>> START Rows

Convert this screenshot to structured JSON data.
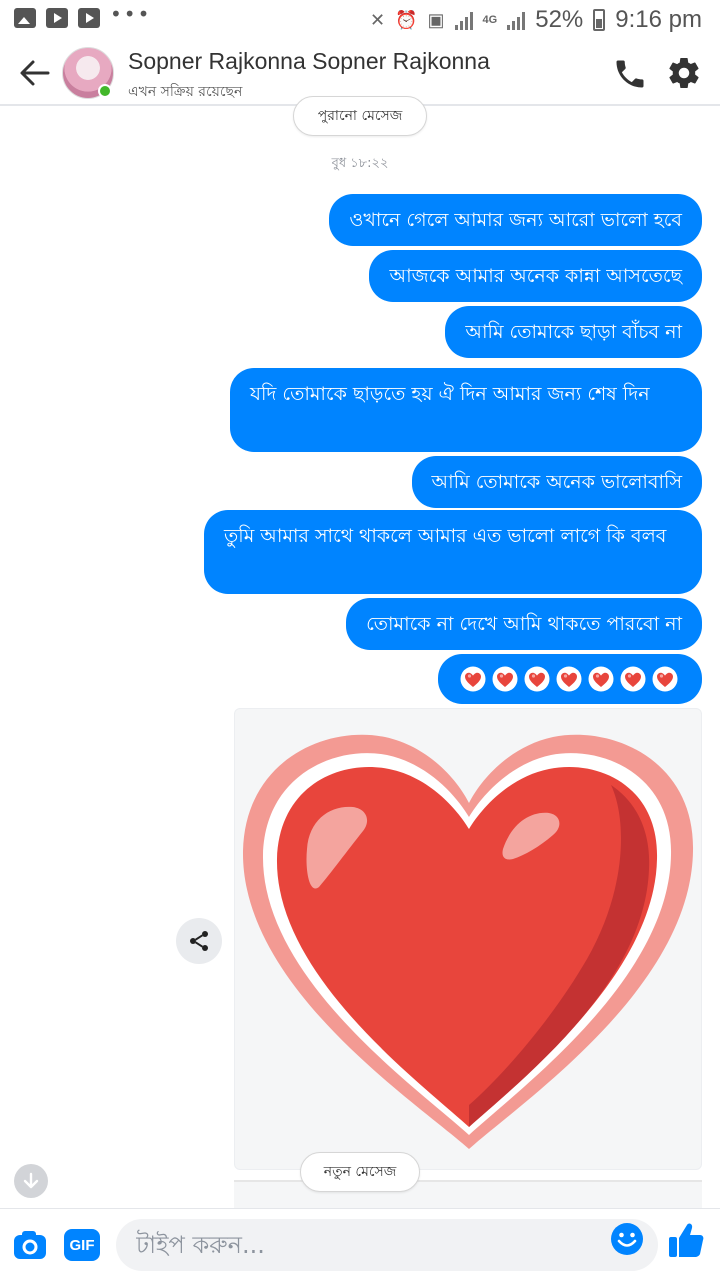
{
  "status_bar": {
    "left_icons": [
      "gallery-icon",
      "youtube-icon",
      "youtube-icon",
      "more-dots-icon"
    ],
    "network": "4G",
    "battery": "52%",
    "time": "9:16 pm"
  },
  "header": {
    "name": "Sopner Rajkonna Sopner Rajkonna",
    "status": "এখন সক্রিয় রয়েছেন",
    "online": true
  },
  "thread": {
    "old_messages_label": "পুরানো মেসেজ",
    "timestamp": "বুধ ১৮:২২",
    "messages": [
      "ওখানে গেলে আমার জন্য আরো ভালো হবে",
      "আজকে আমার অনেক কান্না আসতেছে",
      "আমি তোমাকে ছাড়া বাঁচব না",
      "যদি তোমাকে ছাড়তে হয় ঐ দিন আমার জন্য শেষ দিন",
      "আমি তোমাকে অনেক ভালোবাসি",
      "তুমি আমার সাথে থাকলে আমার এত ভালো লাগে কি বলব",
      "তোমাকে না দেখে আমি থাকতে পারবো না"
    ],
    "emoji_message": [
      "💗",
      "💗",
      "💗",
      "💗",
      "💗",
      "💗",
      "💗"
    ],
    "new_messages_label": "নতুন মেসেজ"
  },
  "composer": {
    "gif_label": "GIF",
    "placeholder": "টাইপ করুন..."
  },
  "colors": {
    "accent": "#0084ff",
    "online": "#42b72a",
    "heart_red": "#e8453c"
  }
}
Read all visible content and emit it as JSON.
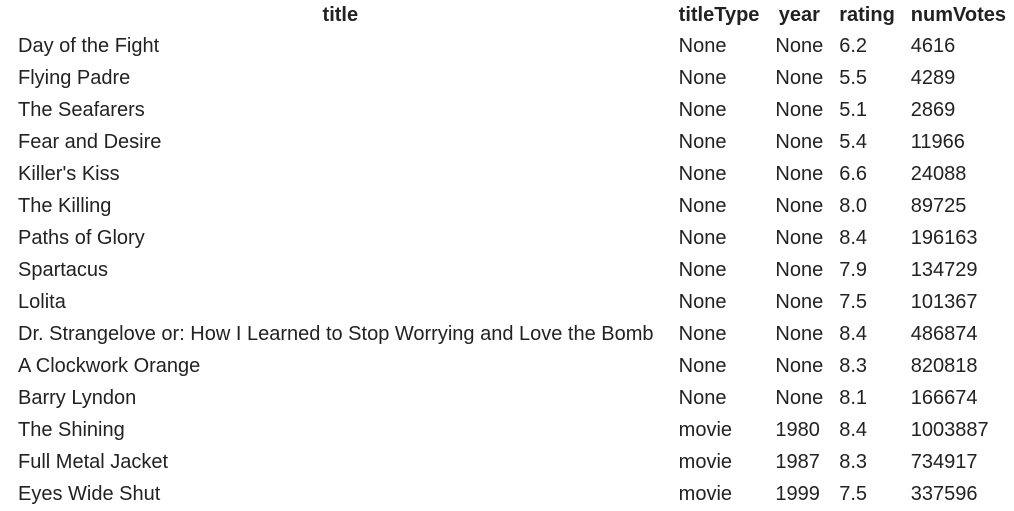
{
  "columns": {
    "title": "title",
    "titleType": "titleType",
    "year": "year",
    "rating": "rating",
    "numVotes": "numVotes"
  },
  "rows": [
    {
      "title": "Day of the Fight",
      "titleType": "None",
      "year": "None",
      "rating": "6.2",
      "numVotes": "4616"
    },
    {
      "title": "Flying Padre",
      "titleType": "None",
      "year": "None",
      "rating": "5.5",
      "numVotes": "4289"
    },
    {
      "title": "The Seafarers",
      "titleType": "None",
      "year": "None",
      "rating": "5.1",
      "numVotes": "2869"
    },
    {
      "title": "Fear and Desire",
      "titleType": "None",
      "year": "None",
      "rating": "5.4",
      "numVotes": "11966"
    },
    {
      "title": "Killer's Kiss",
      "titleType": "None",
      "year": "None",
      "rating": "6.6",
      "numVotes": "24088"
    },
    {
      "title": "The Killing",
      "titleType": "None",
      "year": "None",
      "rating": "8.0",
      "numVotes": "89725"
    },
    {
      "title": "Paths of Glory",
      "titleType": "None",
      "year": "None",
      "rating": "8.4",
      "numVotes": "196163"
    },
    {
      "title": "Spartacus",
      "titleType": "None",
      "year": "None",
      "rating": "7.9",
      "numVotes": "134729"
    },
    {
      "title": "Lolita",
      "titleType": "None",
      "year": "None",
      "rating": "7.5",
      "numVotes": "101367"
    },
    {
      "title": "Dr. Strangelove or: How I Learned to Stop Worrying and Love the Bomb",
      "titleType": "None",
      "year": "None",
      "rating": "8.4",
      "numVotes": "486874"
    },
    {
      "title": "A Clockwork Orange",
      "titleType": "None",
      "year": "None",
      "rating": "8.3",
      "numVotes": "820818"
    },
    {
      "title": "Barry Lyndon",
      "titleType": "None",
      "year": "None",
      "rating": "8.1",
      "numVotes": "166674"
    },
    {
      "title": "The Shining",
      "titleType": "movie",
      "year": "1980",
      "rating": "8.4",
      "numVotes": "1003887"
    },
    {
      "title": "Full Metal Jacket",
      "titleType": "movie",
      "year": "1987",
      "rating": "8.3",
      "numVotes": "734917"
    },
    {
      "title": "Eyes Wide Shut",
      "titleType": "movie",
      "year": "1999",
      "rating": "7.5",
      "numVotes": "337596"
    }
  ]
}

>> END Rows

■ **Problem to work on**
Quote each entry above verbatim and drop the pictures.

■ **The completed task**
Convert this screenshot to structured JSON data.
{
  "status_bar": {
    "left_icons": [
      "gallery-icon",
      "youtube-icon",
      "youtube-icon",
      "more-dots-icon"
    ],
    "network": "4G",
    "battery": "52%",
    "time": "9:16 pm"
  },
  "header": {
    "name": "Sopner Rajkonna Sopner Rajkonna",
    "status": "এখন সক্রিয় রয়েছেন",
    "online": true
  },
  "thread": {
    "old_messages_label": "পুরানো মেসেজ",
    "timestamp": "বুধ ১৮:২২",
    "messages": [
      "ওখানে গেলে আমার জন্য আরো ভালো হবে",
      "আজকে আমার অনেক কান্না আসতেছে",
      "আমি তোমাকে ছাড়া বাঁচব না",
      "যদি তোমাকে ছাড়তে হয় ঐ দিন আমার জন্য শেষ দিন",
      "আমি তোমাকে অনেক ভালোবাসি",
      "তুমি আমার সাথে থাকলে আমার এত ভালো লাগে কি বলব",
      "তোমাকে না দেখে আমি থাকতে পারবো না"
    ],
    "emoji_message": [
      "💗",
      "💗",
      "💗",
      "💗",
      "💗",
      "💗",
      "💗"
    ],
    "new_messages_label": "নতুন মেসেজ"
  },
  "composer": {
    "gif_label": "GIF",
    "placeholder": "টাইপ করুন..."
  },
  "colors": {
    "accent": "#0084ff",
    "online": "#42b72a",
    "heart_red": "#e8453c"
  }
}
Read all visible content and emit it as JSON.
{
  "columns": {
    "title": "title",
    "titleType": "titleType",
    "year": "year",
    "rating": "rating",
    "numVotes": "numVotes"
  },
  "rows": [
    {
      "title": "Day of the Fight",
      "titleType": "None",
      "year": "None",
      "rating": "6.2",
      "numVotes": "4616"
    },
    {
      "title": "Flying Padre",
      "titleType": "None",
      "year": "None",
      "rating": "5.5",
      "numVotes": "4289"
    },
    {
      "title": "The Seafarers",
      "titleType": "None",
      "year": "None",
      "rating": "5.1",
      "numVotes": "2869"
    },
    {
      "title": "Fear and Desire",
      "titleType": "None",
      "year": "None",
      "rating": "5.4",
      "numVotes": "11966"
    },
    {
      "title": "Killer's Kiss",
      "titleType": "None",
      "year": "None",
      "rating": "6.6",
      "numVotes": "24088"
    },
    {
      "title": "The Killing",
      "titleType": "None",
      "year": "None",
      "rating": "8.0",
      "numVotes": "89725"
    },
    {
      "title": "Paths of Glory",
      "titleType": "None",
      "year": "None",
      "rating": "8.4",
      "numVotes": "196163"
    },
    {
      "title": "Spartacus",
      "titleType": "None",
      "year": "None",
      "rating": "7.9",
      "numVotes": "134729"
    },
    {
      "title": "Lolita",
      "titleType": "None",
      "year": "None",
      "rating": "7.5",
      "numVotes": "101367"
    },
    {
      "title": "Dr. Strangelove or: How I Learned to Stop Worrying and Love the Bomb",
      "titleType": "None",
      "year": "None",
      "rating": "8.4",
      "numVotes": "486874"
    },
    {
      "title": "A Clockwork Orange",
      "titleType": "None",
      "year": "None",
      "rating": "8.3",
      "numVotes": "820818"
    },
    {
      "title": "Barry Lyndon",
      "titleType": "None",
      "year": "None",
      "rating": "8.1",
      "numVotes": "166674"
    },
    {
      "title": "The Shining",
      "titleType": "movie",
      "year": "1980",
      "rating": "8.4",
      "numVotes": "1003887"
    },
    {
      "title": "Full Metal Jacket",
      "titleType": "movie",
      "year": "1987",
      "rating": "8.3",
      "numVotes": "734917"
    },
    {
      "title": "Eyes Wide Shut",
      "titleType": "movie",
      "year": "1999",
      "rating": "7.5",
      "numVotes": "337596"
    }
  ]
}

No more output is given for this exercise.